## Written request
Output the records below verbatim, from their first line through the line containing "volume-bar — [244, 605, 248, 644]", with both of those lines included.

## Task input
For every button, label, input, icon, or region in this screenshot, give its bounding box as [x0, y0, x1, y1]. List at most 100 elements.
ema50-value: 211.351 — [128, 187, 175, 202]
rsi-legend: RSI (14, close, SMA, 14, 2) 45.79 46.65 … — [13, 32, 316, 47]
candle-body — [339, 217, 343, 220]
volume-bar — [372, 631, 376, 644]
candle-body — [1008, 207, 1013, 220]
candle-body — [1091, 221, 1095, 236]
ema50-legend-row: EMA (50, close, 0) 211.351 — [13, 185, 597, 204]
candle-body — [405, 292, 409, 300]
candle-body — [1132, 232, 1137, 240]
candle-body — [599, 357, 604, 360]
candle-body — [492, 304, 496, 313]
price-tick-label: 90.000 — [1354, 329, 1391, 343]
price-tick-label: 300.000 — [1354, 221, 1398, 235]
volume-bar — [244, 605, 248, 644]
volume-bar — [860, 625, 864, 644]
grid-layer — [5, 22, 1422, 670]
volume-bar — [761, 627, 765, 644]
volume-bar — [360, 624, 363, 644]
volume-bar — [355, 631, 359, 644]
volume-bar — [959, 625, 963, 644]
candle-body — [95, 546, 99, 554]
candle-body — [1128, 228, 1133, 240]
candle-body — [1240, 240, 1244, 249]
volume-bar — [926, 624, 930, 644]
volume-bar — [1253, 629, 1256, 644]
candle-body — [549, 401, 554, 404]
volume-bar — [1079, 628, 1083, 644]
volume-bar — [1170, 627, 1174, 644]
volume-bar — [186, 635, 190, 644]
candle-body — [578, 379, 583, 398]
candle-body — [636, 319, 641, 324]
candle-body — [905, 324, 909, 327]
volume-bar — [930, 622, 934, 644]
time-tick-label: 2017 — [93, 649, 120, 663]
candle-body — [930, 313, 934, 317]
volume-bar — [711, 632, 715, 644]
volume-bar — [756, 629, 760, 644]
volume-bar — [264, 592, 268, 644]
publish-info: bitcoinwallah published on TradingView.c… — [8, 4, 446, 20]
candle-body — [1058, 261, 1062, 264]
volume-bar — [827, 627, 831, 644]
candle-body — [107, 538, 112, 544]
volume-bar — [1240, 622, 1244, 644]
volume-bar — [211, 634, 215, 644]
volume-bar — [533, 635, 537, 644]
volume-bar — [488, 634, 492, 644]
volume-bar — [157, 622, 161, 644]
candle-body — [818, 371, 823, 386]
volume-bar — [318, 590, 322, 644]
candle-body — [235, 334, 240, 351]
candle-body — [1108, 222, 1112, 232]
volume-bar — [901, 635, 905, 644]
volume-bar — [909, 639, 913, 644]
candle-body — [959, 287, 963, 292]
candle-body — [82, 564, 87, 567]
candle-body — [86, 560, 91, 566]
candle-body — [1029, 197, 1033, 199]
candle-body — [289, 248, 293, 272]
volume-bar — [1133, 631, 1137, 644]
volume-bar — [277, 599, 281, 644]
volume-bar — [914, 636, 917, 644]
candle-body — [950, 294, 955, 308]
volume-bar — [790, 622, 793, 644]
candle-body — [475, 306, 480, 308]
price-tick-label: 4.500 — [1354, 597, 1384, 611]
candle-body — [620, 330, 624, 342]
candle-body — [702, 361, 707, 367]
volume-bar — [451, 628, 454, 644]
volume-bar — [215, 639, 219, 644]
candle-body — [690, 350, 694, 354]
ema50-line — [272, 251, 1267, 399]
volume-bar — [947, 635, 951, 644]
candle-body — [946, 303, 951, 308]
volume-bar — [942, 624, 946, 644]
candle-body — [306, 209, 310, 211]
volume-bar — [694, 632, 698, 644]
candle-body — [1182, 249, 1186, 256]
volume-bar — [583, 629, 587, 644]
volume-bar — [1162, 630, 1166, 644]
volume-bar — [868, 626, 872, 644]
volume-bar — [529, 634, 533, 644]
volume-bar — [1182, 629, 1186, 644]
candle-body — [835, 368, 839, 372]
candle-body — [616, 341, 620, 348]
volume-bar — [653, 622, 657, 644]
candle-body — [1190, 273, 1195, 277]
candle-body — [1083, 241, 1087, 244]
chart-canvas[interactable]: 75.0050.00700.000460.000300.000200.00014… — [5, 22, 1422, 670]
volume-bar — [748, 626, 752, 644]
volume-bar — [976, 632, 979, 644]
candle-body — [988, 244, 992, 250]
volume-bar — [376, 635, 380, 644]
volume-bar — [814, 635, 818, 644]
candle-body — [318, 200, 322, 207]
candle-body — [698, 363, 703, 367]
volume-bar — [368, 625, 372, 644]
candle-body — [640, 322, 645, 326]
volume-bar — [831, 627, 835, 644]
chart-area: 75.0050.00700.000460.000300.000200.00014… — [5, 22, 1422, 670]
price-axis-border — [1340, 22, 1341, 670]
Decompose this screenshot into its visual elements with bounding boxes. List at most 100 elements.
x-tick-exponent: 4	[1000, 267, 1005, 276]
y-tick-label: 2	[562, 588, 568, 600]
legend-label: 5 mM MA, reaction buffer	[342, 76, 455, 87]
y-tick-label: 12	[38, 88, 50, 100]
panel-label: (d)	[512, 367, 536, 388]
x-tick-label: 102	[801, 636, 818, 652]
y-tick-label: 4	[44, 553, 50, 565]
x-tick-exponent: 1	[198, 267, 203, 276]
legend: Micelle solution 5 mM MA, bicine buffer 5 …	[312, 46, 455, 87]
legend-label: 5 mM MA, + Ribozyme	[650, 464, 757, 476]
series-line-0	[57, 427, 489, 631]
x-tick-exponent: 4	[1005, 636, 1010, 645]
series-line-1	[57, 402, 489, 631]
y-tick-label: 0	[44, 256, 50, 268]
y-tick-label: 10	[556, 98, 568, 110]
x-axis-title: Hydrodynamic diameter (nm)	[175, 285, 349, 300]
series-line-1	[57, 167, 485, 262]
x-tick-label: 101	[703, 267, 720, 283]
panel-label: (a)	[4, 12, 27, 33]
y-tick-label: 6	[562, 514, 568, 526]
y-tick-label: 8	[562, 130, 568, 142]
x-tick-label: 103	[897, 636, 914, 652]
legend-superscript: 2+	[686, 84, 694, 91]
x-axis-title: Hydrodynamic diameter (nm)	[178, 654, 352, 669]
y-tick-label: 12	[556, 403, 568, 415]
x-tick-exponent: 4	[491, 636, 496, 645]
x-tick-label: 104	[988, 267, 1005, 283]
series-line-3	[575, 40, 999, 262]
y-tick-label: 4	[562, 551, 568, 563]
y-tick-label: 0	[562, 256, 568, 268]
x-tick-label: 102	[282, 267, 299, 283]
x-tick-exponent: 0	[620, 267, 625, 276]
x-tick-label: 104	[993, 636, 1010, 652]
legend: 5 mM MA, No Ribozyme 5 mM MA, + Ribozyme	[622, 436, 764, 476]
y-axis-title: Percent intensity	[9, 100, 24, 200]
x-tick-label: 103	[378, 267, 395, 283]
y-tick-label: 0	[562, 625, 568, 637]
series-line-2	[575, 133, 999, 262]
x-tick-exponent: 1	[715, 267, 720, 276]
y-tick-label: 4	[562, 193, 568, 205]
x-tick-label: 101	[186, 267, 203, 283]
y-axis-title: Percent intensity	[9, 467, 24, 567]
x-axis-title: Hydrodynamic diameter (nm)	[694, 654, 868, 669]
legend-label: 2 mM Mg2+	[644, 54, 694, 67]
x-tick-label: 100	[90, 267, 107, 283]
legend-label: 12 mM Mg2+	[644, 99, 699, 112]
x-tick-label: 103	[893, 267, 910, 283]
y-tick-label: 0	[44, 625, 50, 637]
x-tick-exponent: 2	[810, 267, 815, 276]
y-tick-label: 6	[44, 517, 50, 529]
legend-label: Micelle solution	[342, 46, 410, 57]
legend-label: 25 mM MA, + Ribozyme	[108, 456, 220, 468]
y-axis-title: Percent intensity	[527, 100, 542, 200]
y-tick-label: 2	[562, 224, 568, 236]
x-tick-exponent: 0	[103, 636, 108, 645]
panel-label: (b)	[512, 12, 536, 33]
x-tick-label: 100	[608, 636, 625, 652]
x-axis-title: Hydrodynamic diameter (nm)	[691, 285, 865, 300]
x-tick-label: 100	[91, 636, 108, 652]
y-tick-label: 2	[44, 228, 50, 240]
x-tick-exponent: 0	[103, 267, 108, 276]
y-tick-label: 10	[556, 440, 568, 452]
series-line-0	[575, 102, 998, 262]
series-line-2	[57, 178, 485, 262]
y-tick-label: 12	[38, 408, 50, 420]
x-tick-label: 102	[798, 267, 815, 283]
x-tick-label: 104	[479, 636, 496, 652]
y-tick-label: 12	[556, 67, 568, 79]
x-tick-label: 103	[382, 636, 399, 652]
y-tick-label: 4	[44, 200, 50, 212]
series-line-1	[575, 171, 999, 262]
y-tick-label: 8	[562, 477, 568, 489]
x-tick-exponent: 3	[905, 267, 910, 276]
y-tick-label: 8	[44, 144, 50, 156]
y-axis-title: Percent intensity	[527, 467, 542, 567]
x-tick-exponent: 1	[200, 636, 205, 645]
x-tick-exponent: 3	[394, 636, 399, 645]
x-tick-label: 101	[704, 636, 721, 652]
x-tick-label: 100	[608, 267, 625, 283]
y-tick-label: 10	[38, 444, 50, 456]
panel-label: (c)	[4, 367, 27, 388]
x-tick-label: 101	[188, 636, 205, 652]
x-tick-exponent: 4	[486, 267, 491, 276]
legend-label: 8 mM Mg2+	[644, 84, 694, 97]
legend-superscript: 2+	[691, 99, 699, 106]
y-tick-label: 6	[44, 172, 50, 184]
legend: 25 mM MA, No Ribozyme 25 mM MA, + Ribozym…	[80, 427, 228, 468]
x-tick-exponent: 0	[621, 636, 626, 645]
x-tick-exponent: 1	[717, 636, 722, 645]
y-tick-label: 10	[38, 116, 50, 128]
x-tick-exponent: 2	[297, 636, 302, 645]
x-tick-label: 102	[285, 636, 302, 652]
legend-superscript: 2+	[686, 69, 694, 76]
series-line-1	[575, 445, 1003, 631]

## Expected output
For every button, label, input, icon, or region in this screenshot, give its bounding box as [x0, y0, x1, y1]. List at most 100 elements.
ema50-value: 211.351 — [128, 187, 175, 202]
rsi-legend: RSI (14, close, SMA, 14, 2) 45.79 46.65 … — [13, 32, 316, 47]
candle-body — [339, 217, 343, 220]
volume-bar — [372, 631, 376, 644]
candle-body — [1008, 207, 1013, 220]
candle-body — [1091, 221, 1095, 236]
ema50-legend-row: EMA (50, close, 0) 211.351 — [13, 185, 597, 204]
candle-body — [405, 292, 409, 300]
candle-body — [1132, 232, 1137, 240]
candle-body — [599, 357, 604, 360]
candle-body — [492, 304, 496, 313]
price-tick-label: 90.000 — [1354, 329, 1391, 343]
price-tick-label: 300.000 — [1354, 221, 1398, 235]
volume-bar — [244, 605, 248, 644]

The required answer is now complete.